▶ [Stated problem] Make an exact copy of the records, dropping all pictures.

[Stored records]
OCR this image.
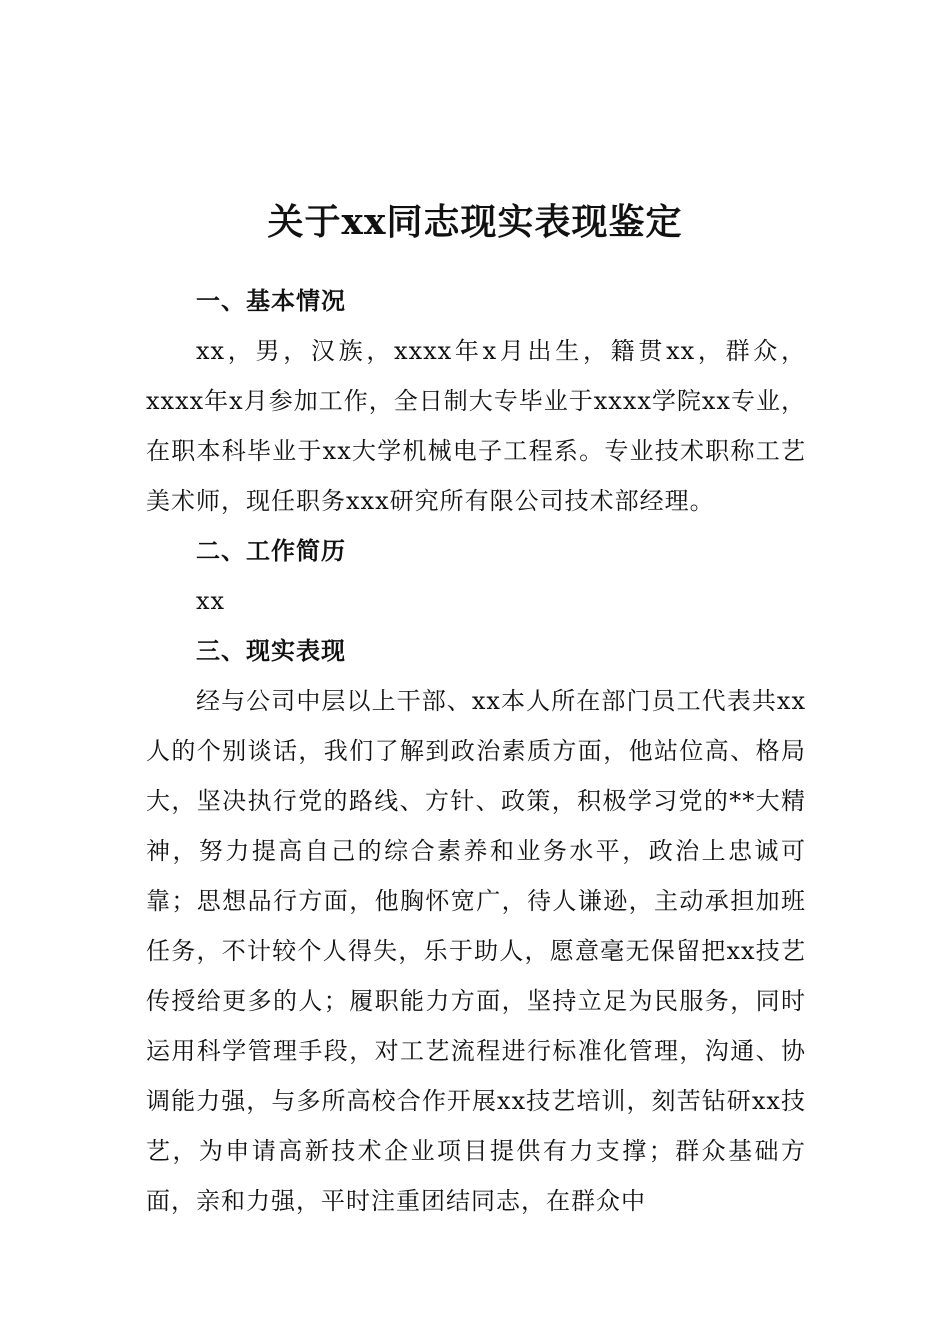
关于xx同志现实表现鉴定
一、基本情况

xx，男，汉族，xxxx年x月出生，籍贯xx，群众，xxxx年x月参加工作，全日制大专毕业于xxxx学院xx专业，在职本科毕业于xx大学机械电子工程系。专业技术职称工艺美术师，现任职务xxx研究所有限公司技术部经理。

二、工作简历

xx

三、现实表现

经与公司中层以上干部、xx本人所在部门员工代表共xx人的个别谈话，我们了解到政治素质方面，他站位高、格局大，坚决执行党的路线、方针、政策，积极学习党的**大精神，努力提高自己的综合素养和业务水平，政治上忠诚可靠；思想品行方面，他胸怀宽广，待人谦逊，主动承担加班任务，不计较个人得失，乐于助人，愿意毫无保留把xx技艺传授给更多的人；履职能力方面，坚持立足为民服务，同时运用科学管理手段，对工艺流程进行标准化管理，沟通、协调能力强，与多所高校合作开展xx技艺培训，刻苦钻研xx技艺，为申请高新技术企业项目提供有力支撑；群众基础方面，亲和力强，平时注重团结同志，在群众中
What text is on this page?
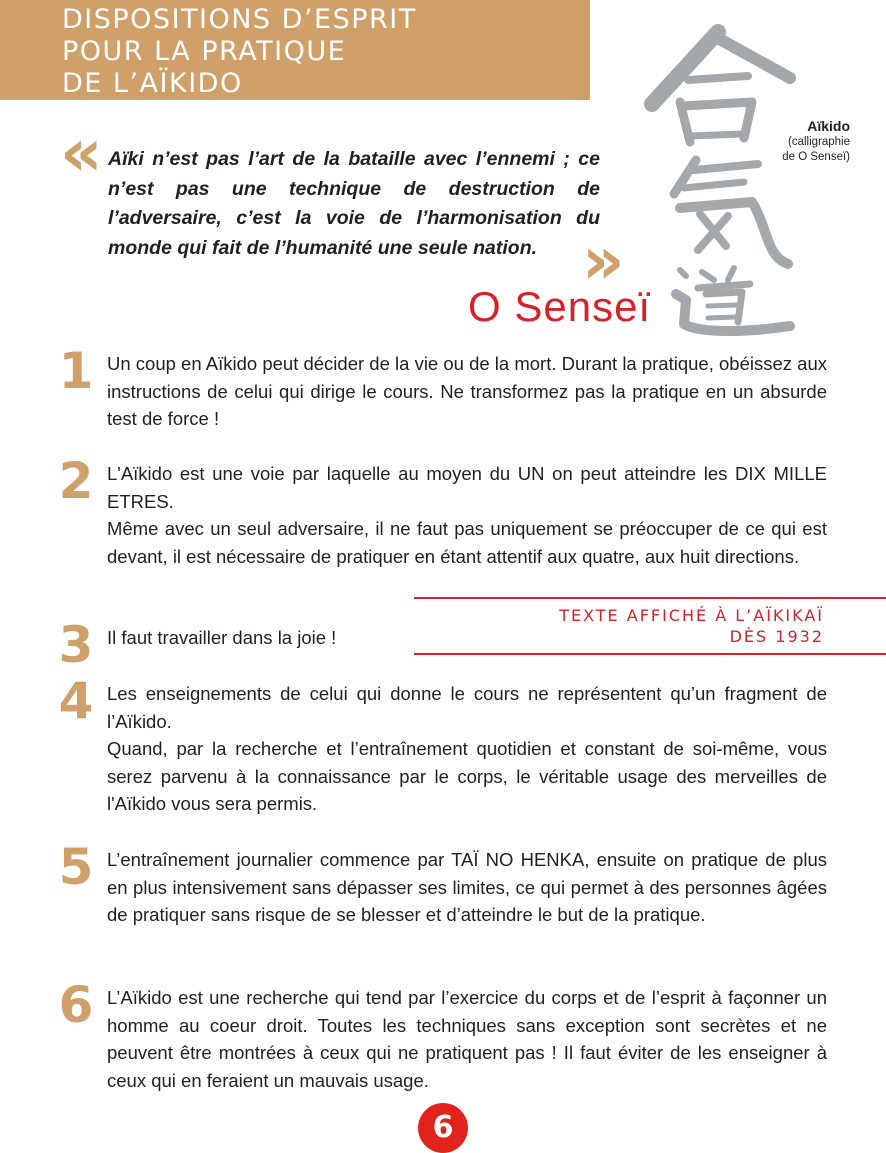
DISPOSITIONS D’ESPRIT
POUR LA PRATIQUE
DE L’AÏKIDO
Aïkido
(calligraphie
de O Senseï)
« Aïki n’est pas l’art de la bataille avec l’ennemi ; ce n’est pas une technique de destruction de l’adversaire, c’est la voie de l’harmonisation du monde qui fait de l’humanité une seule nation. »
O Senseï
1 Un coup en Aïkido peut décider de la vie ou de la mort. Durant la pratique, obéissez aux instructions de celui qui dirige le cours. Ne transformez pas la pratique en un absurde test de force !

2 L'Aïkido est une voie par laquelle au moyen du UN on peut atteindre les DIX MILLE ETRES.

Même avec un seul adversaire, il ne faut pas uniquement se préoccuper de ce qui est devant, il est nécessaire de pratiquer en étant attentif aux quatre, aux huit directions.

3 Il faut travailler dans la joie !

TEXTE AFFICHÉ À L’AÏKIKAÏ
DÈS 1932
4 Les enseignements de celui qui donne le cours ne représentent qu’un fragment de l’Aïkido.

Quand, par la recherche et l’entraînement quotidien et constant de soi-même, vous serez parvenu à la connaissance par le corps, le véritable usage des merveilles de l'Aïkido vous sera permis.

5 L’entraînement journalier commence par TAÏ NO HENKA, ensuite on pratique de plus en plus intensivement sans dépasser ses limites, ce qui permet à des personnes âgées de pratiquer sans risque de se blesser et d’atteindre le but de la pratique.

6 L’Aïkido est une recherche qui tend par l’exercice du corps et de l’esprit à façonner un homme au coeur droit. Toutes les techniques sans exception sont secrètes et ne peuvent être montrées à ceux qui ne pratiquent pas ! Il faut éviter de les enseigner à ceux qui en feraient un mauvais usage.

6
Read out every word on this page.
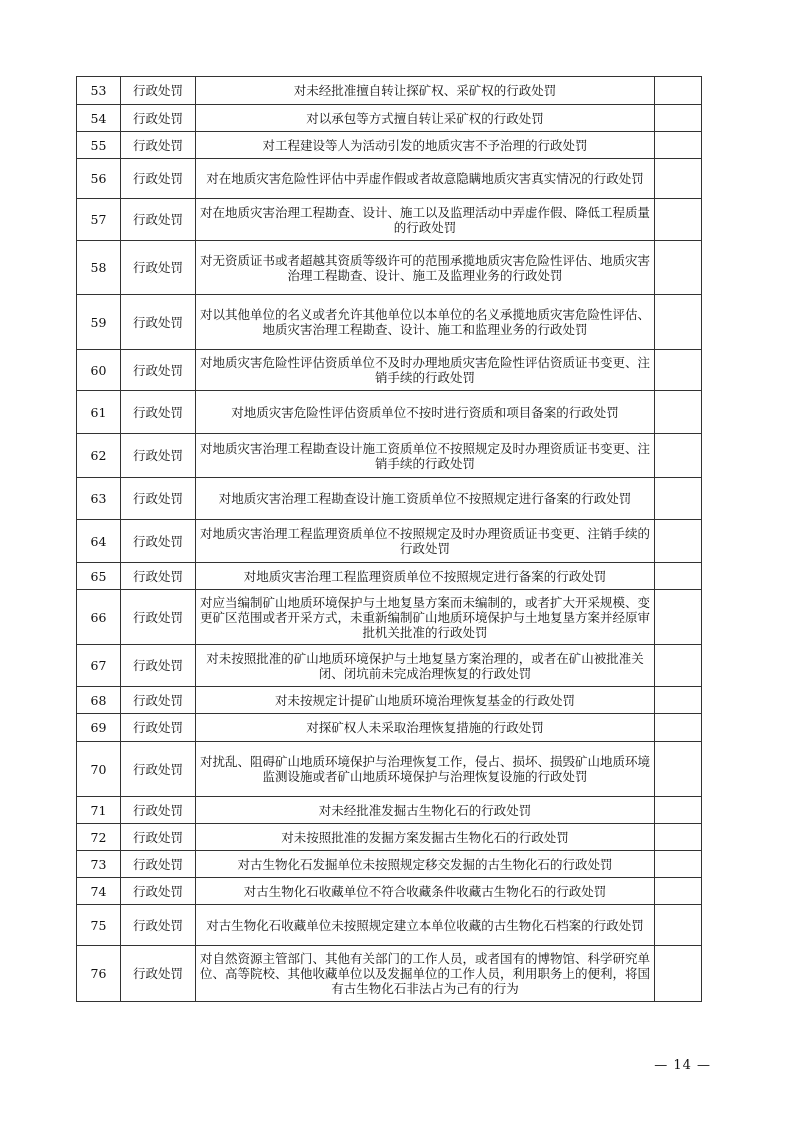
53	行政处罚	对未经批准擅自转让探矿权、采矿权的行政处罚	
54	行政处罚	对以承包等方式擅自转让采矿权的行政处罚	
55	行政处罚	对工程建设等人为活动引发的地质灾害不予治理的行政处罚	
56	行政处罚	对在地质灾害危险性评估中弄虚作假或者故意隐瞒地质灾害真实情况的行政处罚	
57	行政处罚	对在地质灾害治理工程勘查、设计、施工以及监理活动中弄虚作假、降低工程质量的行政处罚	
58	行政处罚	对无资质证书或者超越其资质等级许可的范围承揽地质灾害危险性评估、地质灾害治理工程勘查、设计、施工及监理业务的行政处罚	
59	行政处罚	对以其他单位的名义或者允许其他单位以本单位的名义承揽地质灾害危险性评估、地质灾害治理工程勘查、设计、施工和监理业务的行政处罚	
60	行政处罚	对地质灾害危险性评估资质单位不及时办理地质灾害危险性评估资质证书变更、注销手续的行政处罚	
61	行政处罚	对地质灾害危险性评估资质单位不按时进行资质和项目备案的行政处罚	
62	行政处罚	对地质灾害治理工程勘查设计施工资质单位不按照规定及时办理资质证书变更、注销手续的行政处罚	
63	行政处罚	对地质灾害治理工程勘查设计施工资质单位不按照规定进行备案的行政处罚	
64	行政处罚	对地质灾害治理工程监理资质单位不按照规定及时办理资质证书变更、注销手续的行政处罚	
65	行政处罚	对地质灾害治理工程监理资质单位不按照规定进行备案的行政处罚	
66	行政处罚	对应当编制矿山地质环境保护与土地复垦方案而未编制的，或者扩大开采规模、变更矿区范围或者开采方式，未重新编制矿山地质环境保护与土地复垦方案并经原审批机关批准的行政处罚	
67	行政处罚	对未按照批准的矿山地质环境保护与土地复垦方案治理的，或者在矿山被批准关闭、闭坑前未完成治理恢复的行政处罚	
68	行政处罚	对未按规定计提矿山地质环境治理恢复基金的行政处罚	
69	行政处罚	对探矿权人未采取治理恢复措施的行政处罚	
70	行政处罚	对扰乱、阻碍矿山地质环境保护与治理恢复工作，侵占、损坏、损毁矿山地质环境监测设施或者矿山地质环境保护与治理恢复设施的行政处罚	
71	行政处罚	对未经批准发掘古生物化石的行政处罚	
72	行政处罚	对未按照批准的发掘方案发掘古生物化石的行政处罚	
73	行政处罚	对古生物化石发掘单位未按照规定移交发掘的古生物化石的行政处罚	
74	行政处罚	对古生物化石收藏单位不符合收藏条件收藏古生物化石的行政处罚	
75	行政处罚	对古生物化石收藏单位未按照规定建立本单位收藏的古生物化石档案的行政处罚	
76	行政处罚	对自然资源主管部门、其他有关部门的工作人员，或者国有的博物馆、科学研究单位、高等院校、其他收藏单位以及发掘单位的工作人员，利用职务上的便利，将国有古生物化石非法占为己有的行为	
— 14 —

▶ [Answer]
OCR this image.
关于xx同志现实表现鉴定
一、基本情况

xx，男，汉族，xxxx年x月出生，籍贯xx，群众，xxxx年x月参加工作，全日制大专毕业于xxxx学院xx专业，在职本科毕业于xx大学机械电子工程系。专业技术职称工艺美术师，现任职务xxx研究所有限公司技术部经理。

二、工作简历

xx

三、现实表现

经与公司中层以上干部、xx本人所在部门员工代表共xx人的个别谈话，我们了解到政治素质方面，他站位高、格局大，坚决执行党的路线、方针、政策，积极学习党的**大精神，努力提高自己的综合素养和业务水平，政治上忠诚可靠；思想品行方面，他胸怀宽广，待人谦逊，主动承担加班任务，不计较个人得失，乐于助人，愿意毫无保留把xx技艺传授给更多的人；履职能力方面，坚持立足为民服务，同时运用科学管理手段，对工艺流程进行标准化管理，沟通、协调能力强，与多所高校合作开展xx技艺培训，刻苦钻研xx技艺，为申请高新技术企业项目提供有力支撑；群众基础方面，亲和力强，平时注重团结同志，在群众中
What text is on this page?
DISPOSITIONS D’ESPRIT
POUR LA PRATIQUE
DE L’AÏKIDO
Aïkido
(calligraphie
de O Senseï)
« Aïki n’est pas l’art de la bataille avec l’ennemi ; ce n’est pas une technique de destruction de l’adversaire, c’est la voie de l’harmonisation du monde qui fait de l’humanité une seule nation. »
O Senseï
1 Un coup en Aïkido peut décider de la vie ou de la mort. Durant la pratique, obéissez aux instructions de celui qui dirige le cours. Ne transformez pas la pratique en un absurde test de force !

2 L'Aïkido est une voie par laquelle au moyen du UN on peut atteindre les DIX MILLE ETRES.

Même avec un seul adversaire, il ne faut pas uniquement se préoccuper de ce qui est devant, il est nécessaire de pratiquer en étant attentif aux quatre, aux huit directions.

3 Il faut travailler dans la joie !

TEXTE AFFICHÉ À L’AÏKIKAÏ
DÈS 1932
4 Les enseignements de celui qui donne le cours ne représentent qu’un fragment de l’Aïkido.

Quand, par la recherche et l’entraînement quotidien et constant de soi-même, vous serez parvenu à la connaissance par le corps, le véritable usage des merveilles de l'Aïkido vous sera permis.

5 L’entraînement journalier commence par TAÏ NO HENKA, ensuite on pratique de plus en plus intensivement sans dépasser ses limites, ce qui permet à des personnes âgées de pratiquer sans risque de se blesser et d’atteindre le but de la pratique.

6 L’Aïkido est une recherche qui tend par l’exercice du corps et de l’esprit à façonner un homme au coeur droit. Toutes les techniques sans exception sont secrètes et ne peuvent être montrées à ceux qui ne pratiquent pas ! Il faut éviter de les enseigner à ceux qui en feraient un mauvais usage.

6
Read out every word on this page.
53	行政处罚	对未经批准擅自转让探矿权、采矿权的行政处罚	
54	行政处罚	对以承包等方式擅自转让采矿权的行政处罚	
55	行政处罚	对工程建设等人为活动引发的地质灾害不予治理的行政处罚	
56	行政处罚	对在地质灾害危险性评估中弄虚作假或者故意隐瞒地质灾害真实情况的行政处罚	
57	行政处罚	对在地质灾害治理工程勘查、设计、施工以及监理活动中弄虚作假、降低工程质量的行政处罚	
58	行政处罚	对无资质证书或者超越其资质等级许可的范围承揽地质灾害危险性评估、地质灾害治理工程勘查、设计、施工及监理业务的行政处罚	
59	行政处罚	对以其他单位的名义或者允许其他单位以本单位的名义承揽地质灾害危险性评估、地质灾害治理工程勘查、设计、施工和监理业务的行政处罚	
60	行政处罚	对地质灾害危险性评估资质单位不及时办理地质灾害危险性评估资质证书变更、注销手续的行政处罚	
61	行政处罚	对地质灾害危险性评估资质单位不按时进行资质和项目备案的行政处罚	
62	行政处罚	对地质灾害治理工程勘查设计施工资质单位不按照规定及时办理资质证书变更、注销手续的行政处罚	
63	行政处罚	对地质灾害治理工程勘查设计施工资质单位不按照规定进行备案的行政处罚	
64	行政处罚	对地质灾害治理工程监理资质单位不按照规定及时办理资质证书变更、注销手续的行政处罚	
65	行政处罚	对地质灾害治理工程监理资质单位不按照规定进行备案的行政处罚	
66	行政处罚	对应当编制矿山地质环境保护与土地复垦方案而未编制的，或者扩大开采规模、变更矿区范围或者开采方式，未重新编制矿山地质环境保护与土地复垦方案并经原审批机关批准的行政处罚	
67	行政处罚	对未按照批准的矿山地质环境保护与土地复垦方案治理的，或者在矿山被批准关闭、闭坑前未完成治理恢复的行政处罚	
68	行政处罚	对未按规定计提矿山地质环境治理恢复基金的行政处罚	
69	行政处罚	对探矿权人未采取治理恢复措施的行政处罚	
70	行政处罚	对扰乱、阻碍矿山地质环境保护与治理恢复工作，侵占、损坏、损毁矿山地质环境监测设施或者矿山地质环境保护与治理恢复设施的行政处罚	
71	行政处罚	对未经批准发掘古生物化石的行政处罚	
72	行政处罚	对未按照批准的发掘方案发掘古生物化石的行政处罚	
73	行政处罚	对古生物化石发掘单位未按照规定移交发掘的古生物化石的行政处罚	
74	行政处罚	对古生物化石收藏单位不符合收藏条件收藏古生物化石的行政处罚	
75	行政处罚	对古生物化石收藏单位未按照规定建立本单位收藏的古生物化石档案的行政处罚	
76	行政处罚	对自然资源主管部门、其他有关部门的工作人员，或者国有的博物馆、科学研究单位、高等院校、其他收藏单位以及发掘单位的工作人员，利用职务上的便利，将国有古生物化石非法占为己有的行为	
— 14 —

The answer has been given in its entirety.